--- START OF DATA SHOWN ---

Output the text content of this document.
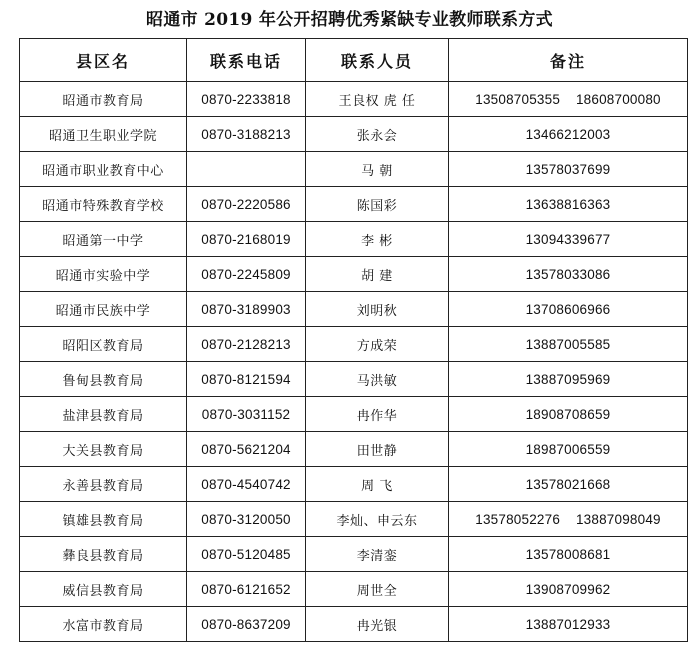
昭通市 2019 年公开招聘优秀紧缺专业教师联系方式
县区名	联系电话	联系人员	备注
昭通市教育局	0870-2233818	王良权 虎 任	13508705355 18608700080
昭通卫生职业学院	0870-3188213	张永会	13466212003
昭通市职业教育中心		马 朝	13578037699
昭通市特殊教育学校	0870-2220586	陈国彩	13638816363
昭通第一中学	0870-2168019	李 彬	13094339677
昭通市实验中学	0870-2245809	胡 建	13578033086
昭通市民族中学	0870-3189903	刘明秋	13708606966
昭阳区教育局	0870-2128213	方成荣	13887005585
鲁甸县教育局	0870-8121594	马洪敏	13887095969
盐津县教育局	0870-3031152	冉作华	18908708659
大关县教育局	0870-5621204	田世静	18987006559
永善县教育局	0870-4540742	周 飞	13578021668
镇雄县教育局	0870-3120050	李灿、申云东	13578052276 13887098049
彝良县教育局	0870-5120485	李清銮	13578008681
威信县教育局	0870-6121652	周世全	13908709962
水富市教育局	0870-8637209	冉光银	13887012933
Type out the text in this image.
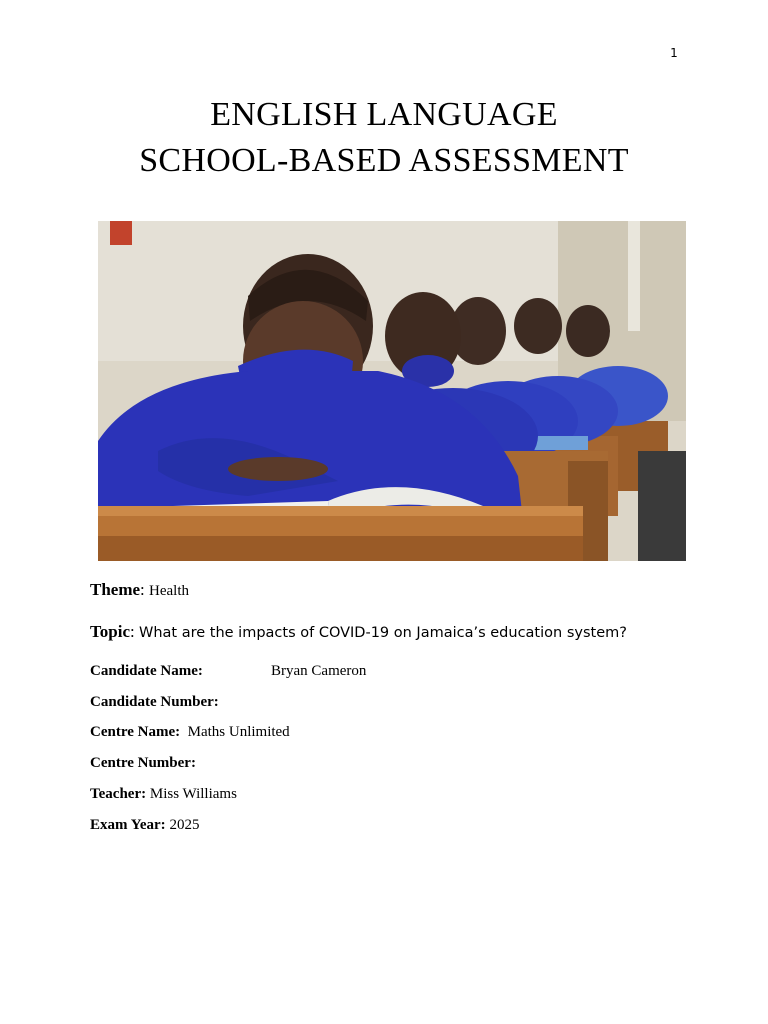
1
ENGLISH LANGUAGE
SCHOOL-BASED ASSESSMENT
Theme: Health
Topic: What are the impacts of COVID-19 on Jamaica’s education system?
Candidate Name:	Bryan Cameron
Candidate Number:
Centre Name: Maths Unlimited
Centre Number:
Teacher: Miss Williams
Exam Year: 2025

--- END OF DATA SHOWN ---
--- START OF DATA SHOWN ---

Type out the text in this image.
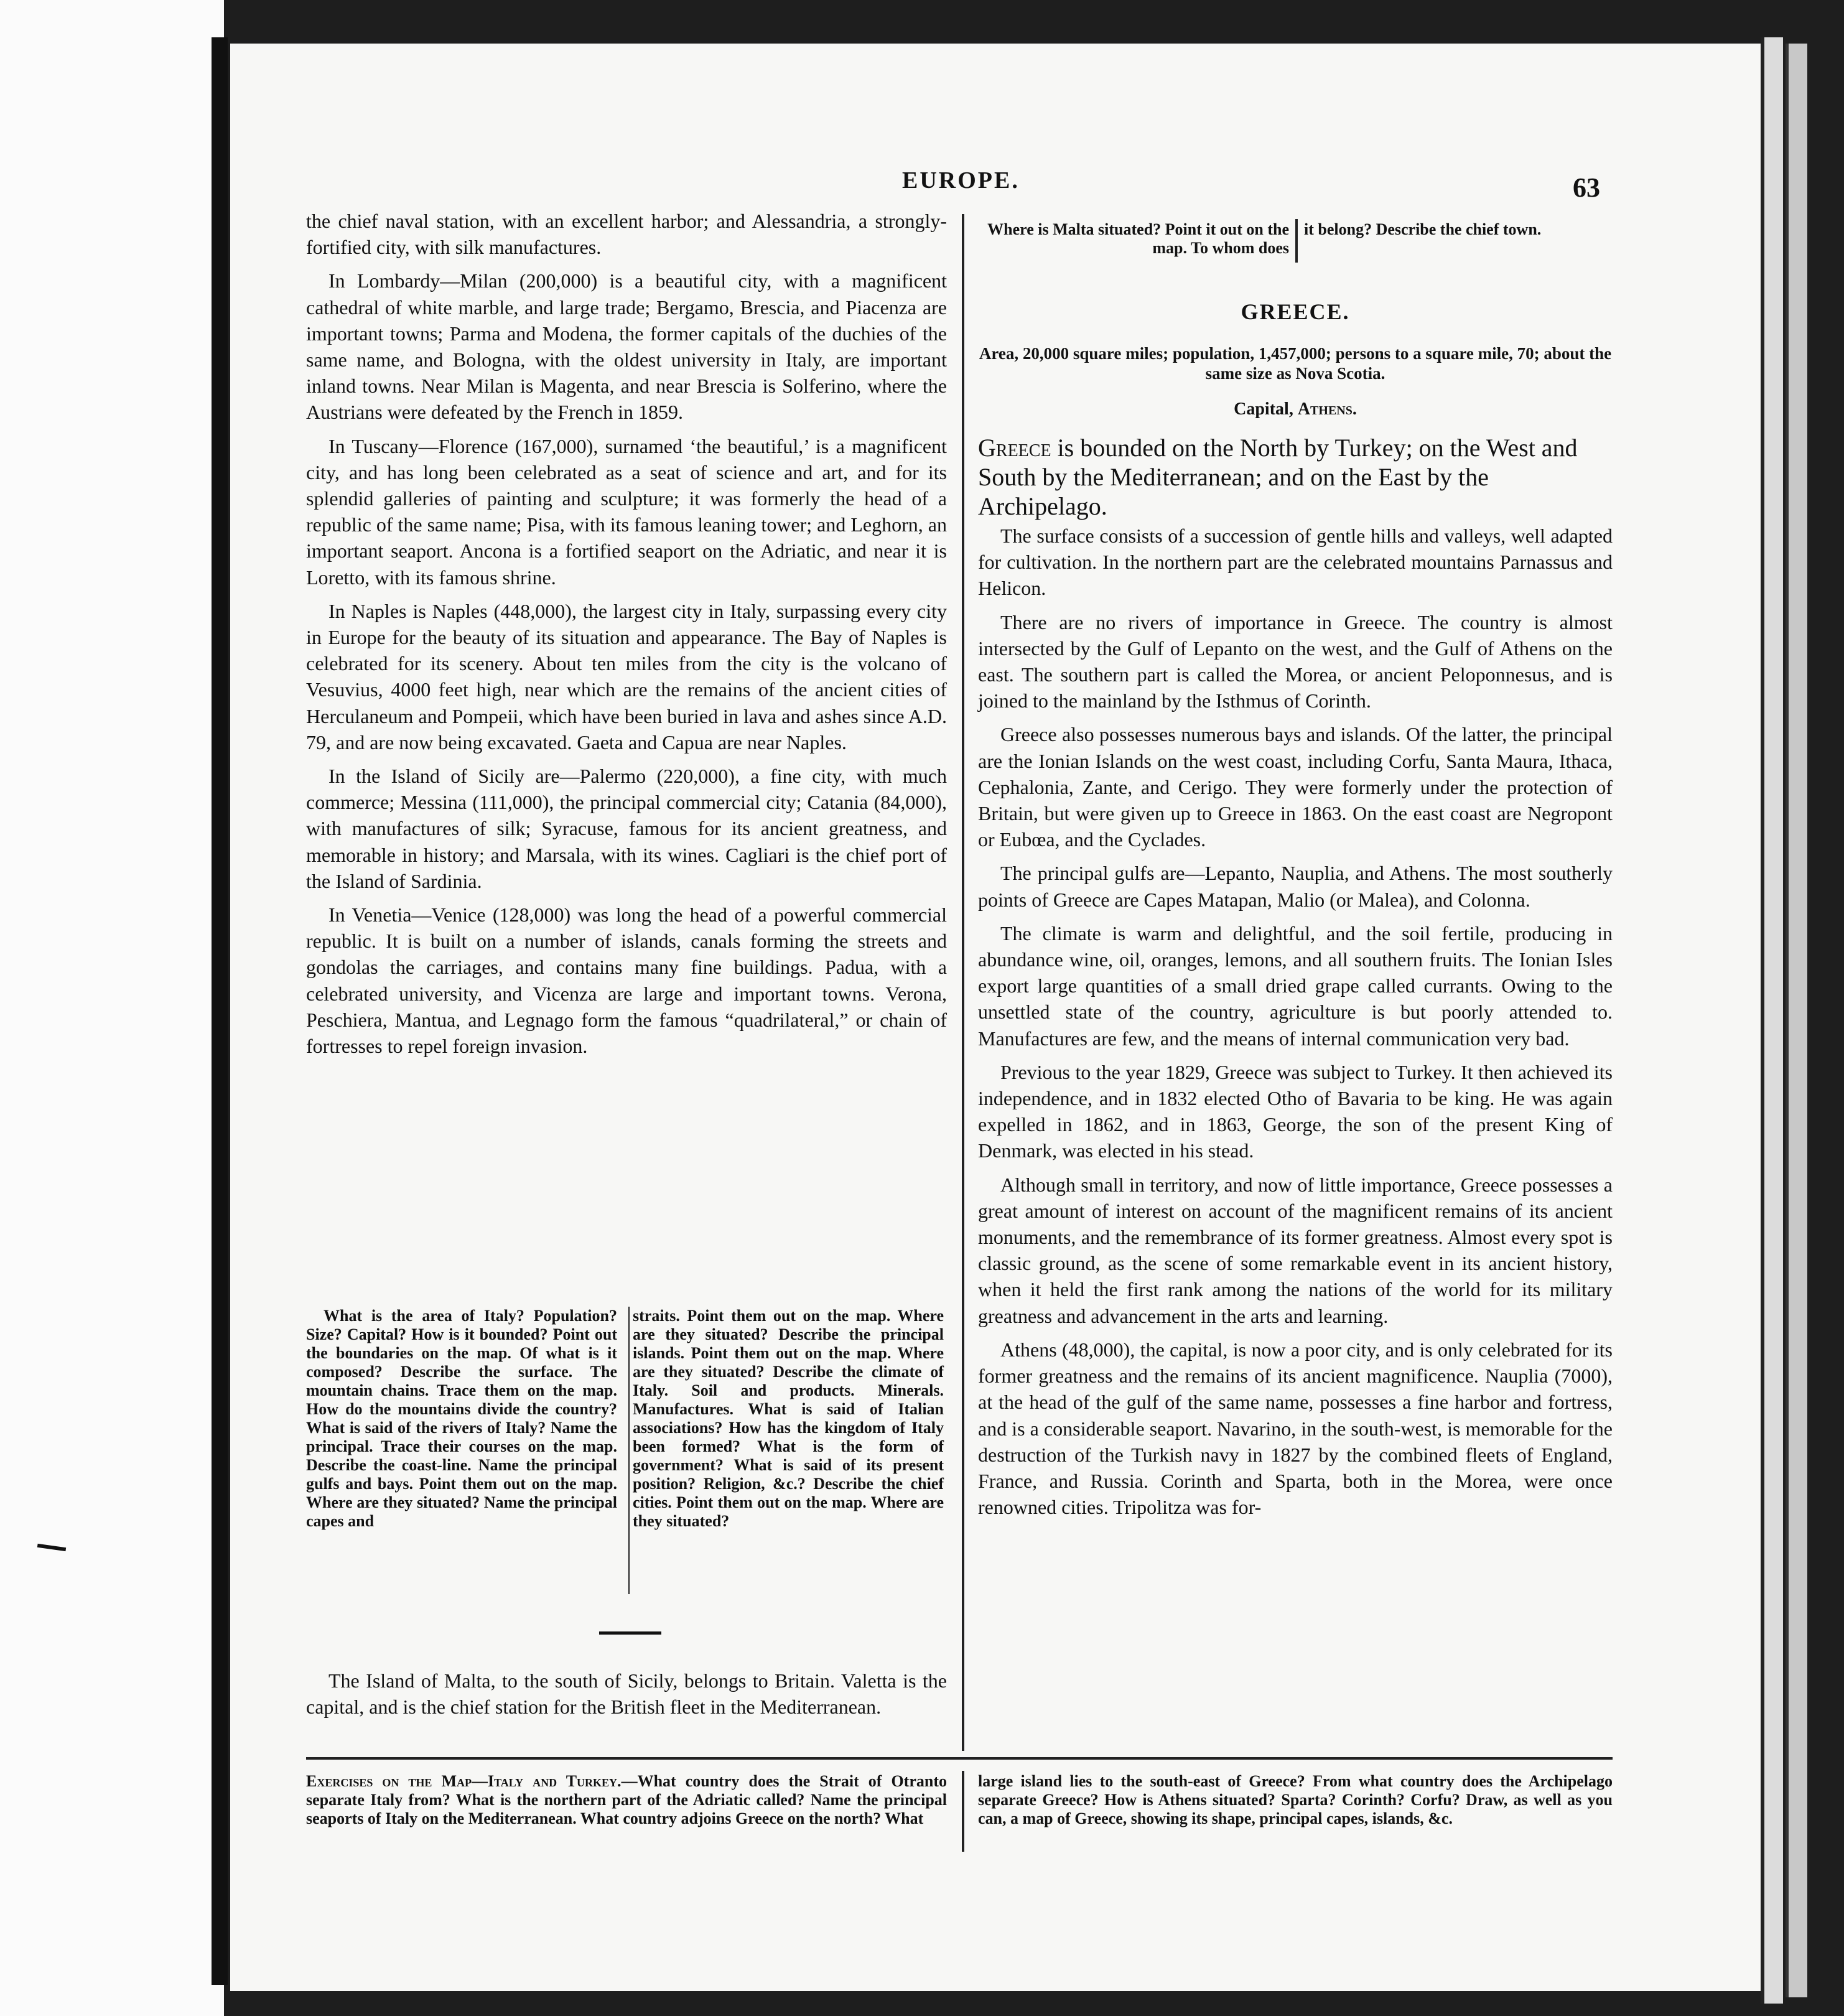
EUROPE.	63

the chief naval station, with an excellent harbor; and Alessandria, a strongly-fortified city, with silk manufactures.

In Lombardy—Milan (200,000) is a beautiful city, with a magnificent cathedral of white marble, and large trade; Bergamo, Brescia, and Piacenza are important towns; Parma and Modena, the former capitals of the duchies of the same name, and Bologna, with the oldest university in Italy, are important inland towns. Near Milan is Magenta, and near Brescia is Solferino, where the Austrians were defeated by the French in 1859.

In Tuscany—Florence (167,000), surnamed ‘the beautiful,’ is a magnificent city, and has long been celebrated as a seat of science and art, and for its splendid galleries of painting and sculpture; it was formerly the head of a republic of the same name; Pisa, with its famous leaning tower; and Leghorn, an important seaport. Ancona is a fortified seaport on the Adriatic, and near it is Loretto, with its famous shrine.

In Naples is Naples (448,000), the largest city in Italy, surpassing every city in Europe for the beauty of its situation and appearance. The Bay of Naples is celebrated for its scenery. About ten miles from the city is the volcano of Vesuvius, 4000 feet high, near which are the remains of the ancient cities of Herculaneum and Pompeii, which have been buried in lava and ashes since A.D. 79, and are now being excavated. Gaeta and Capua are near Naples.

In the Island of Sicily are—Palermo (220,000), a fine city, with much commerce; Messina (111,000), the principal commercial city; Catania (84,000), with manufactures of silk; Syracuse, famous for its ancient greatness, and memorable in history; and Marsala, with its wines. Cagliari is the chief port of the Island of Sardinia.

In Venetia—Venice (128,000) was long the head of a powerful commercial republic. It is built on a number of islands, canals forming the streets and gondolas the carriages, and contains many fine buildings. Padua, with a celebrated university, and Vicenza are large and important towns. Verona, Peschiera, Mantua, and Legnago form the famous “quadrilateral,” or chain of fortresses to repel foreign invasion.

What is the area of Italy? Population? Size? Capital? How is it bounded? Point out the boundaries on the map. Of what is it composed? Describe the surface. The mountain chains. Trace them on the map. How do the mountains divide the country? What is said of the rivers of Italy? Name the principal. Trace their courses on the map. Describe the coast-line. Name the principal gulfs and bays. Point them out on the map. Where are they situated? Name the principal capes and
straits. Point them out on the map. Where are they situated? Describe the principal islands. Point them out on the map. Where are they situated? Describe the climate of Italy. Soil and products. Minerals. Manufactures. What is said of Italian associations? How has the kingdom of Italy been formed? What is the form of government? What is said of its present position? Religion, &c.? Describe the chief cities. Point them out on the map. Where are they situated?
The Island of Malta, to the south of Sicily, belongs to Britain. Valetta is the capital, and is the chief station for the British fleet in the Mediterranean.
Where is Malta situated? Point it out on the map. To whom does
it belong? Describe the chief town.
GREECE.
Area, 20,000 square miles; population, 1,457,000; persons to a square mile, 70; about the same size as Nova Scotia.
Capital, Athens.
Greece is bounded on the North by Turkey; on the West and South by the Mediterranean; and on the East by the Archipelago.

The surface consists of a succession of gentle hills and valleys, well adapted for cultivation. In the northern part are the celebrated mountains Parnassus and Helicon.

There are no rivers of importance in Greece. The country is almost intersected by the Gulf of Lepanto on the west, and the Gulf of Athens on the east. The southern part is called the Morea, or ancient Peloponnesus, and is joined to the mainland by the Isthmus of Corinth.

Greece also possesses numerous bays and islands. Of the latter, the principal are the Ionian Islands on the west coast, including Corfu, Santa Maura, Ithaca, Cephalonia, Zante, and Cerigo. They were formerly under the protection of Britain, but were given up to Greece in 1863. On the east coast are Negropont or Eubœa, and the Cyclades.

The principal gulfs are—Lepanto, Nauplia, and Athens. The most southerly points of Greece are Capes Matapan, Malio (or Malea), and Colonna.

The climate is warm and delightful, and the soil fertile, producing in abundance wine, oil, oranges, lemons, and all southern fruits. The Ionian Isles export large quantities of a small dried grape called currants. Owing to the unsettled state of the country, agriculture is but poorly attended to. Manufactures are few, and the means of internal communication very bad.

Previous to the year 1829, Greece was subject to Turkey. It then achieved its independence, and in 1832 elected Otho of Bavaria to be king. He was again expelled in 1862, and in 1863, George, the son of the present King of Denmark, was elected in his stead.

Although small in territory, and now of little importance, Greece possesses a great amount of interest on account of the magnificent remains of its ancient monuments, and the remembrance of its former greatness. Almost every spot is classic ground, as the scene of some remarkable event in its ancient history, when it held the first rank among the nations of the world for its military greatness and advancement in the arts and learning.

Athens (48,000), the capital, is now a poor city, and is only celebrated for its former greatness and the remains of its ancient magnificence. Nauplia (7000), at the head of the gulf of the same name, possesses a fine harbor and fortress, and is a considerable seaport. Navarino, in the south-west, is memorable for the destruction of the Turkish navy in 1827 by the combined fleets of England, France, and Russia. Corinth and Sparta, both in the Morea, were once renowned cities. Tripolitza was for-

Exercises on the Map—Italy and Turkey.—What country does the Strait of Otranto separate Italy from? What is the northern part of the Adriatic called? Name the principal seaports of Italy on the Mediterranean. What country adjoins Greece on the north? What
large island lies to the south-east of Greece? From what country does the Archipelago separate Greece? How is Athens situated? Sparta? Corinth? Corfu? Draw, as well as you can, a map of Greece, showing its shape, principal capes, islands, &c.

--- END OF DATA SHOWN ---

- **STATED GOAL**:
Filter for "mountains". Return all lines that hold it.

- **WRITTEN ANSWER**:
What is the area of Italy? Population? Size? Capital? How is it bounded? Point out the boundaries on the map. Of what is it composed? Describe the surface. The mountain chains. Trace them on the map. How do the mountains divide the country? What is said of the rivers of Italy? Name the principal. Trace their courses on the map. Describe the coast-line. Name the principal gulfs and bays. Point them out on the map. Where are they situated? Name the principal capes and
The surface consists of a succession of gentle hills and valleys, well adapted for cultivation. In the northern part are the celebrated mountains Parnassus and Helicon.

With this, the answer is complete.